EXERCISE BRIEF
List each line of the data that holds the word "采用计算机生成的随机数字表法将患者分为对照组和试验组".

--- START ---

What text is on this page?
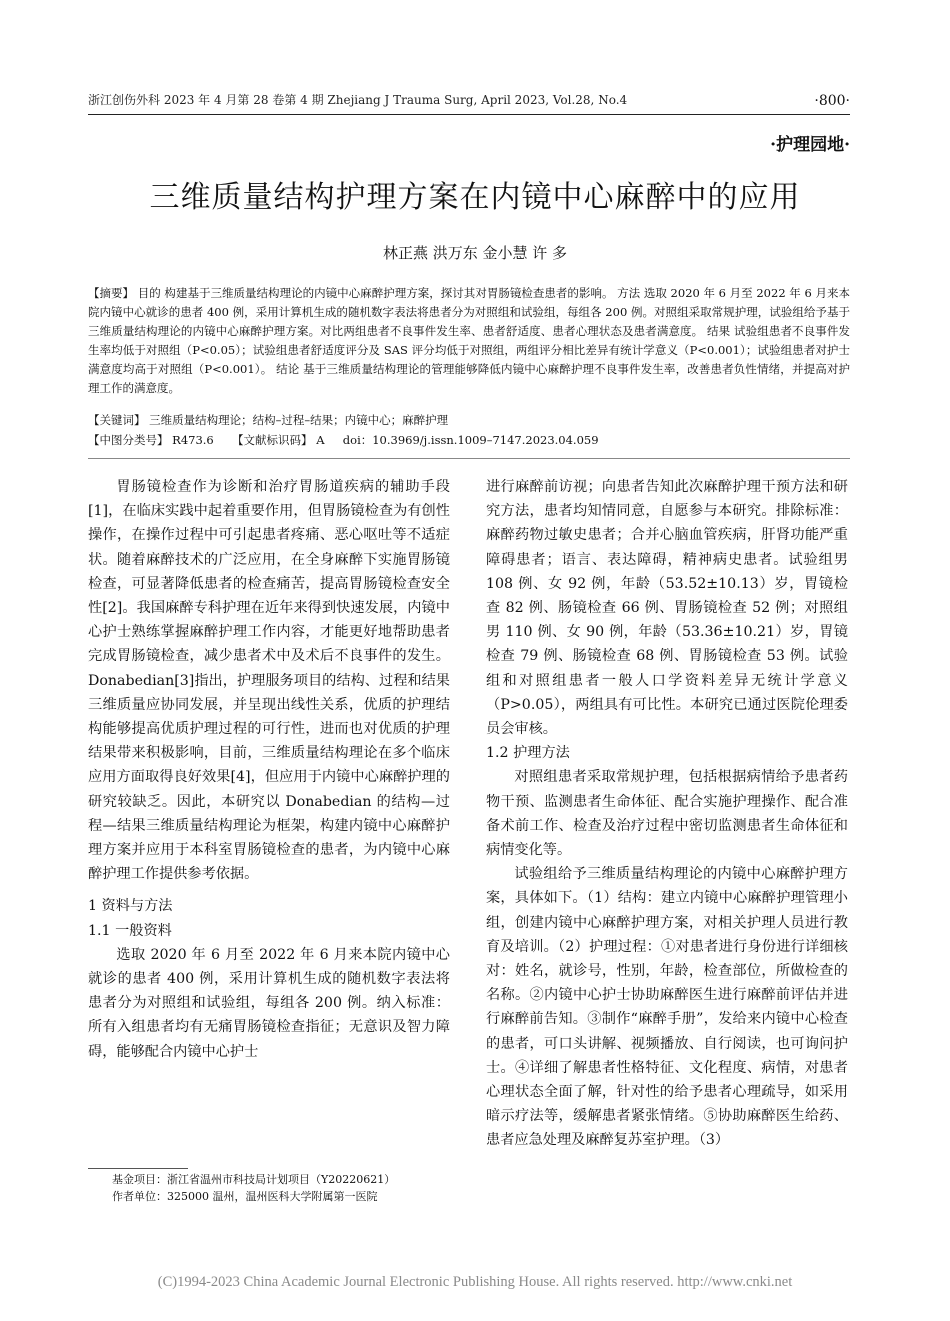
浙江创伤外科 2023 年 4 月第 28 卷第 4 期 Zhejiang J Trauma Surg, April 2023, Vol.28, No.4	·800·
·护理园地·
三维质量结构护理方案在内镜中心麻醉中的应用
林正燕 洪万东 金小慧 许 多
【摘要】 目的 构建基于三维质量结构理论的内镜中心麻醉护理方案，探讨其对胃肠镜检查患者的影响。 方法 选取 2020 年 6 月至 2022 年 6 月来本院内镜中心就诊的患者 400 例，采用计算机生成的随机数字表法将患者分为对照组和试验组，每组各 200 例。对照组采取常规护理，试验组给予基于三维质量结构理论的内镜中心麻醉护理方案。对比两组患者不良事件发生率、患者舒适度、患者心理状态及患者满意度。 结果 试验组患者不良事件发生率均低于对照组（P<0.05）；试验组患者舒适度评分及 SAS 评分均低于对照组，两组评分相比差异有统计学意义（P<0.001）；试验组患者对护士满意度均高于对照组（P<0.001）。 结论 基于三维质量结构理论的管理能够降低内镜中心麻醉护理不良事件发生率，改善患者负性情绪，并提高对护理工作的满意度。
【关键词】 三维质量结构理论；结构–过程–结果；内镜中心；麻醉护理
【中图分类号】 R473.6 【文献标识码】 A doi：10.3969/j.issn.1009–7147.2023.04.059

胃肠镜检查作为诊断和治疗胃肠道疾病的辅助手段[1]，在临床实践中起着重要作用，但胃肠镜检查为有创性操作，在操作过程中可引起患者疼痛、恶心呕吐等不适症状。随着麻醉技术的广泛应用，在全身麻醉下实施胃肠镜检查，可显著降低患者的检查痛苦，提高胃肠镜检查安全性[2]。我国麻醉专科护理在近年来得到快速发展，内镜中心护士熟练掌握麻醉护理工作内容，才能更好地帮助患者完成胃肠镜检查，减少患者术中及术后不良事件的发生。Donabedian[3]指出，护理服务项目的结构、过程和结果三维质量应协同发展，并呈现出线性关系，优质的护理结构能够提高优质护理过程的可行性，进而也对优质的护理结果带来积极影响，目前，三维质量结构理论在多个临床应用方面取得良好效果[4]，但应用于内镜中心麻醉护理的研究较缺乏。因此，本研究以 Donabedian 的结构—过程—结果三维质量结构理论为框架，构建内镜中心麻醉护理方案并应用于本科室胃肠镜检查的患者，为内镜中心麻醉护理工作提供参考依据。

1 资料与方法

1.1 一般资料

选取 2020 年 6 月至 2022 年 6 月来本院内镜中心就诊的患者 400 例，采用计算机生成的随机数字表法将患者分为对照组和试验组，每组各 200 例。纳入标准：所有入组患者均有无痛胃肠镜检查指征；无意识及智力障碍，能够配合内镜中心护士

进行麻醉前访视；向患者告知此次麻醉护理干预方法和研究方法，患者均知情同意，自愿参与本研究。排除标准：麻醉药物过敏史患者；合并心脑血管疾病，肝肾功能严重障碍患者；语言、表达障碍，精神病史患者。试验组男 108 例、女 92 例，年龄（53.52±10.13）岁，胃镜检查 82 例、肠镜检查 66 例、胃肠镜检查 52 例；对照组男 110 例、女 90 例，年龄（53.36±10.21）岁，胃镜检查 79 例、肠镜检查 68 例、胃肠镜检查 53 例。试验组和对照组患者一般人口学资料差异无统计学意义（P>0.05），两组具有可比性。本研究已通过医院伦理委员会审核。

1.2 护理方法

对照组患者采取常规护理，包括根据病情给予患者药物干预、监测患者生命体征、配合实施护理操作、配合准备术前工作、检查及治疗过程中密切监测患者生命体征和病情变化等。

试验组给予三维质量结构理论的内镜中心麻醉护理方案，具体如下。（1）结构：建立内镜中心麻醉护理管理小组，创建内镜中心麻醉护理方案，对相关护理人员进行教育及培训。（2）护理过程：①对患者进行身份进行详细核对：姓名，就诊号，性别，年龄，检查部位，所做检查的名称。②内镜中心护士协助麻醉医生进行麻醉前评估并进行麻醉前告知。③制作“麻醉手册”，发给来内镜中心检查的患者，可口头讲解、视频播放、自行阅读，也可询问护士。④详细了解患者性格特征、文化程度、病情，对患者心理状态全面了解，针对性的给予患者心理疏导，如采用暗示疗法等，缓解患者紧张情绪。⑤协助麻醉医生给药、患者应急处理及麻醉复苏室护理。（3）

基金项目：浙江省温州市科技局计划项目（Y20220621）
作者单位：325000 温州，温州医科大学附属第一医院
(C)1994-2023 China Academic Journal Electronic Publishing House. All rights reserved. http://www.cnki.net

--- END ---

OUTPUT
【摘要】 目的 构建基于三维质量结构理论的内镜中心麻醉护理方案，探讨其对胃肠镜检查患者的影响。 方法 选取 2020 年 6 月至 2022 年 6 月来本院内镜中心就诊的患者 400 例，采用计算机生成的随机数字表法将患者分为对照组和试验组，每组各 200 例。对照组采取常规护理，试验组给予基于三维质量结构理论的内镜中心麻醉护理方案。对比两组患者不良事件发生率、患者舒适度、患者心理状态及患者满意度。 结果 试验组患者不良事件发生率均低于对照组（P<0.05）；试验组患者舒适度评分及 SAS 评分均低于对照组，两组评分相比差异有统计学意义（P<0.001）；试验组患者对护士满意度均高于对照组（P<0.001）。 结论 基于三维质量结构理论的管理能够降低内镜中心麻醉护理不良事件发生率，改善患者负性情绪，并提高对护理工作的满意度。
选取 2020 年 6 月至 2022 年 6 月来本院内镜中心就诊的患者 400 例，采用计算机生成的随机数字表法将患者分为对照组和试验组，每组各 200 例。纳入标准：所有入组患者均有无痛胃肠镜检查指征；无意识及智力障碍，能够配合内镜中心护士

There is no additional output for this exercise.